-- Begin Recorded information --

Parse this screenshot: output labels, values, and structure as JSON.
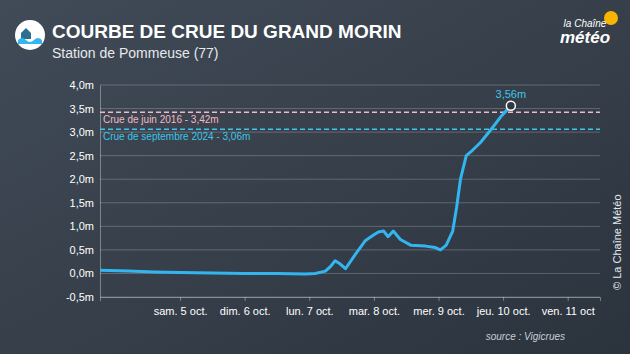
{
  "chart_data": {
    "type": "line",
    "title": "COURBE DE CRUE DU GRAND MORIN",
    "subtitle": "Station de Pommeuse (77)",
    "logo": [
      "la Chaîne",
      "météo"
    ],
    "source": "source : Vigicrues",
    "credit": "© La Chaîne Météo",
    "color": "#33b5f0",
    "grid": true,
    "x": [
      3.76,
      4.2,
      4.6,
      5.0,
      5.5,
      6.0,
      6.5,
      6.94,
      7.09,
      7.25,
      7.33,
      7.4,
      7.48,
      7.56,
      7.71,
      7.87,
      8.0,
      8.07,
      8.15,
      8.22,
      8.3,
      8.41,
      8.57,
      8.8,
      8.95,
      9.03,
      9.12,
      9.22,
      9.28,
      9.34,
      9.43,
      9.53,
      9.65,
      9.81,
      9.96,
      10.12
    ],
    "values": [
      0.07,
      0.05,
      0.03,
      0.02,
      0.01,
      0.0,
      0.0,
      -0.01,
      0.0,
      0.05,
      0.15,
      0.27,
      0.2,
      0.1,
      0.4,
      0.7,
      0.82,
      0.88,
      0.9,
      0.78,
      0.9,
      0.72,
      0.6,
      0.58,
      0.55,
      0.5,
      0.6,
      0.9,
      1.4,
      2.0,
      2.5,
      2.62,
      2.78,
      3.05,
      3.32,
      3.56
    ],
    "xlim": [
      3.76,
      11.5
    ],
    "xticks": [
      {
        "value": 5,
        "label": "sam. 5 oct."
      },
      {
        "value": 6,
        "label": "dim. 6 oct."
      },
      {
        "value": 7,
        "label": "lun. 7 oct."
      },
      {
        "value": 8,
        "label": "mar. 8 oct."
      },
      {
        "value": 9,
        "label": "mer. 9 oct."
      },
      {
        "value": 10,
        "label": "jeu. 10 oct."
      },
      {
        "value": 11,
        "label": "ven. 11 oct"
      }
    ],
    "ylim": [
      -0.5,
      4.0
    ],
    "yticks": [
      {
        "value": -0.5,
        "label": "-0,5m"
      },
      {
        "value": 0,
        "label": "0,0m"
      },
      {
        "value": 0.5,
        "label": "0,5m"
      },
      {
        "value": 1.0,
        "label": "1,0m"
      },
      {
        "value": 1.5,
        "label": "1,5m"
      },
      {
        "value": 2.0,
        "label": "2,0m"
      },
      {
        "value": 2.5,
        "label": "2,5m"
      },
      {
        "value": 3.0,
        "label": "3,0m"
      },
      {
        "value": 3.5,
        "label": "3,5m"
      },
      {
        "value": 4.0,
        "label": "4,0m"
      }
    ],
    "reference_lines": [
      {
        "value": 3.42,
        "label": "Crue de juin 2016 - 3,42m",
        "color": "#f2b8c6"
      },
      {
        "value": 3.06,
        "label": "Crue de septembre 2024 - 3,06m",
        "color": "#3fc6e8"
      }
    ],
    "annotations": [
      {
        "x": 10.12,
        "value": 3.56,
        "label": "3,56m"
      }
    ]
  }
}
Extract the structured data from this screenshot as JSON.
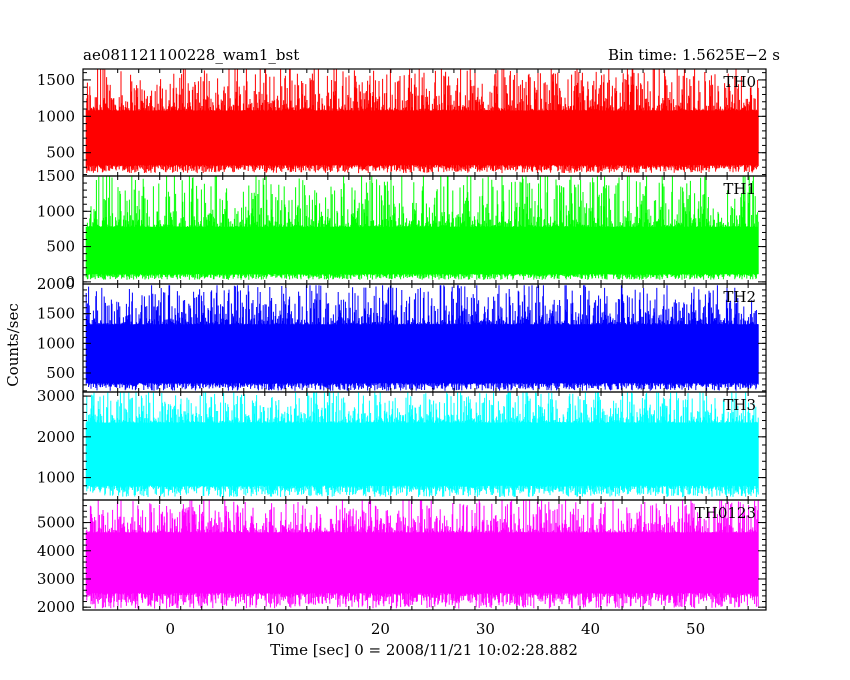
{
  "chart_data": {
    "type": "line",
    "title": "ae081121100228_wam1_bst",
    "subtitle": "Bin time: 1.5625E−2 s",
    "xlabel": "Time [sec] 0 = 2008/11/21 10:02:28.882",
    "ylabel": "Counts/sec",
    "xlim": [
      -8.3,
      56.7
    ],
    "x_range_data": [
      -8.0,
      56.0
    ],
    "x_ticks": [
      0,
      10,
      20,
      30,
      40,
      50
    ],
    "bin_time": 0.015625,
    "panels": [
      {
        "name": "TH0",
        "color": "#ff0000",
        "ylim": [
          180,
          1650
        ],
        "y_ticks": [
          500,
          1000,
          1500
        ],
        "band": {
          "low": 220,
          "core_low": 330,
          "core_high": 1080,
          "high": 1650
        }
      },
      {
        "name": "TH1",
        "color": "#00ff00",
        "ylim": [
          -30,
          1500
        ],
        "y_ticks": [
          0,
          500,
          1000,
          1500
        ],
        "band": {
          "low": 30,
          "core_low": 110,
          "core_high": 780,
          "high": 1500
        }
      },
      {
        "name": "TH2",
        "color": "#0000ff",
        "ylim": [
          180,
          2000
        ],
        "y_ticks": [
          500,
          1000,
          1500,
          2000
        ],
        "band": {
          "low": 200,
          "core_low": 330,
          "core_high": 1320,
          "high": 1980
        }
      },
      {
        "name": "TH3",
        "color": "#00ffff",
        "ylim": [
          450,
          3100
        ],
        "y_ticks": [
          1000,
          2000,
          3000
        ],
        "band": {
          "low": 520,
          "core_low": 800,
          "core_high": 2350,
          "high": 3100
        }
      },
      {
        "name": "TH0123",
        "color": "#ff00ff",
        "ylim": [
          1900,
          5800
        ],
        "y_ticks": [
          2000,
          3000,
          4000,
          5000
        ],
        "band": {
          "low": 1950,
          "core_low": 2500,
          "core_high": 4650,
          "high": 5800
        }
      }
    ]
  }
}
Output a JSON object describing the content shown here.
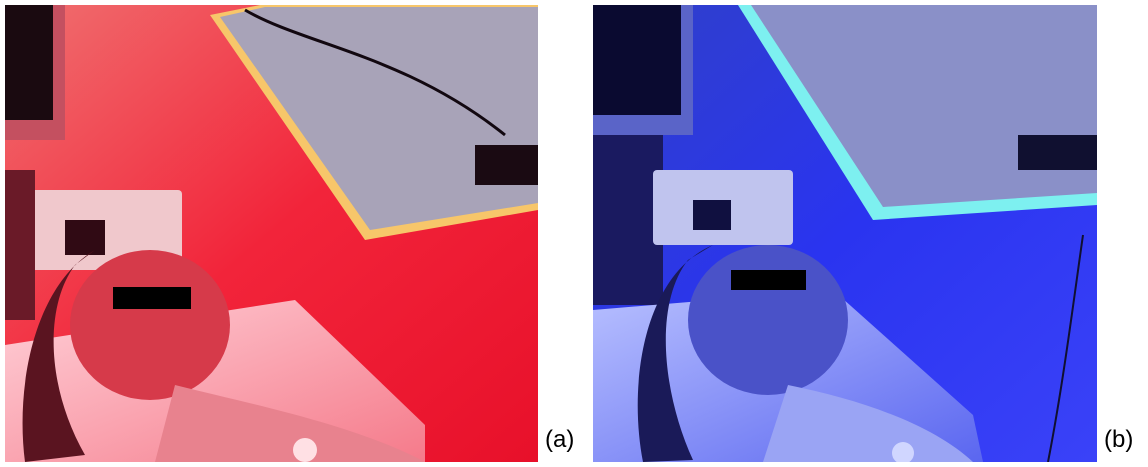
{
  "panels": [
    {
      "label": "(a)"
    },
    {
      "label": "(b)"
    }
  ]
}
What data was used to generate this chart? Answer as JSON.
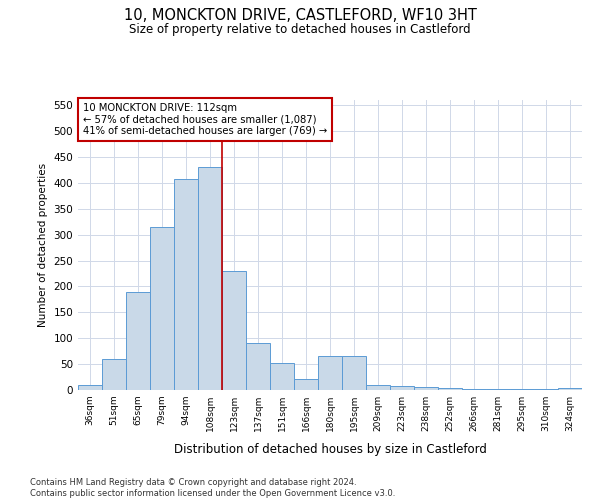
{
  "title": "10, MONCKTON DRIVE, CASTLEFORD, WF10 3HT",
  "subtitle": "Size of property relative to detached houses in Castleford",
  "xlabel": "Distribution of detached houses by size in Castleford",
  "ylabel": "Number of detached properties",
  "categories": [
    "36sqm",
    "51sqm",
    "65sqm",
    "79sqm",
    "94sqm",
    "108sqm",
    "123sqm",
    "137sqm",
    "151sqm",
    "166sqm",
    "180sqm",
    "195sqm",
    "209sqm",
    "223sqm",
    "238sqm",
    "252sqm",
    "266sqm",
    "281sqm",
    "295sqm",
    "310sqm",
    "324sqm"
  ],
  "values": [
    10,
    60,
    190,
    315,
    408,
    430,
    230,
    90,
    52,
    22,
    65,
    65,
    10,
    8,
    5,
    3,
    1,
    1,
    1,
    1,
    3
  ],
  "bar_color": "#c9d9e8",
  "bar_edge_color": "#5b9bd5",
  "vline_x": 5.5,
  "vline_color": "#c00000",
  "annotation_text": "10 MONCKTON DRIVE: 112sqm\n← 57% of detached houses are smaller (1,087)\n41% of semi-detached houses are larger (769) →",
  "annotation_box_color": "#ffffff",
  "annotation_box_edge": "#c00000",
  "ylim": [
    0,
    560
  ],
  "yticks": [
    0,
    50,
    100,
    150,
    200,
    250,
    300,
    350,
    400,
    450,
    500,
    550
  ],
  "footer": "Contains HM Land Registry data © Crown copyright and database right 2024.\nContains public sector information licensed under the Open Government Licence v3.0.",
  "bg_color": "#ffffff",
  "grid_color": "#d0d8e8"
}
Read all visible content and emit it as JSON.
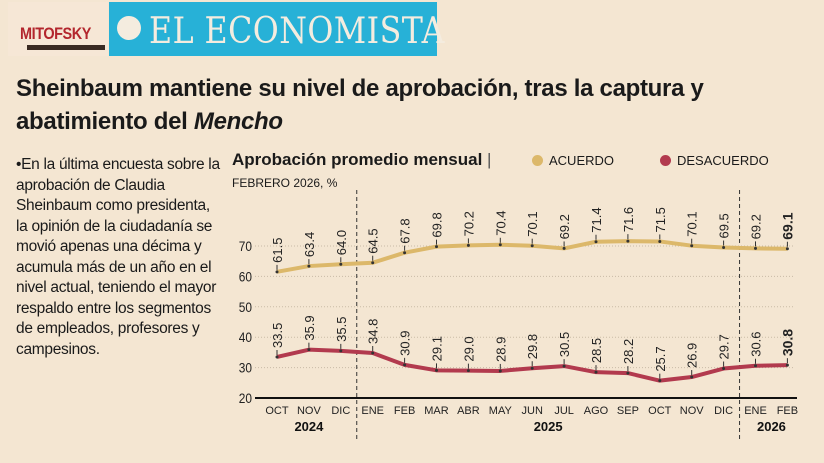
{
  "header": {
    "mitofsky_logo": "MITOFSKY",
    "economista_logo": "EL ECONOMISTA"
  },
  "headline": {
    "line1": "Sheinbaum mantiene su nivel de aprobación, tras la captura y",
    "line2_prefix": "abatimiento del ",
    "line2_italic": "Mencho"
  },
  "body_text": "•En la última encuesta sobre la aprobación de Claudia Sheinbaum como presidenta, la opinión de la ciudadanía se movió apenas una décima y acumula más de un año en el nivel actual, teniendo el mayor respaldo entre los segmentos de empleados, profesores y campesinos.",
  "chart_data": {
    "type": "line",
    "title": "Aprobación promedio mensual",
    "subtitle": "FEBRERO 2026, %",
    "categories": [
      "OCT",
      "NOV",
      "DIC",
      "ENE",
      "FEB",
      "MAR",
      "ABR",
      "MAY",
      "JUN",
      "JUL",
      "AGO",
      "SEP",
      "OCT",
      "NOV",
      "DIC",
      "ENE",
      "FEB"
    ],
    "year_groups": [
      {
        "label": "2024",
        "from": 0,
        "to": 2
      },
      {
        "label": "2025",
        "from": 3,
        "to": 14
      },
      {
        "label": "2026",
        "from": 15,
        "to": 16
      }
    ],
    "series": [
      {
        "name": "ACUERDO",
        "color": "#dcb86a",
        "values": [
          61.5,
          63.4,
          64.0,
          64.5,
          67.8,
          69.8,
          70.2,
          70.4,
          70.1,
          69.2,
          71.4,
          71.6,
          71.5,
          70.1,
          69.5,
          69.2,
          69.1
        ]
      },
      {
        "name": "DESACUERDO",
        "color": "#b23a4e",
        "values": [
          33.5,
          35.9,
          35.5,
          34.8,
          30.9,
          29.1,
          29.0,
          28.9,
          29.8,
          30.5,
          28.5,
          28.2,
          25.7,
          26.9,
          29.7,
          30.6,
          30.8
        ]
      }
    ],
    "yticks": [
      20,
      30,
      40,
      50,
      60,
      70
    ],
    "ylim": [
      20,
      75
    ],
    "grid": true,
    "legend": "top"
  }
}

-- End Recorded information --

Using the records above, pull out each line where the word "content" occurs.

Output a JSON object describing the content shown here.
Read all visible content and emit it as JSON.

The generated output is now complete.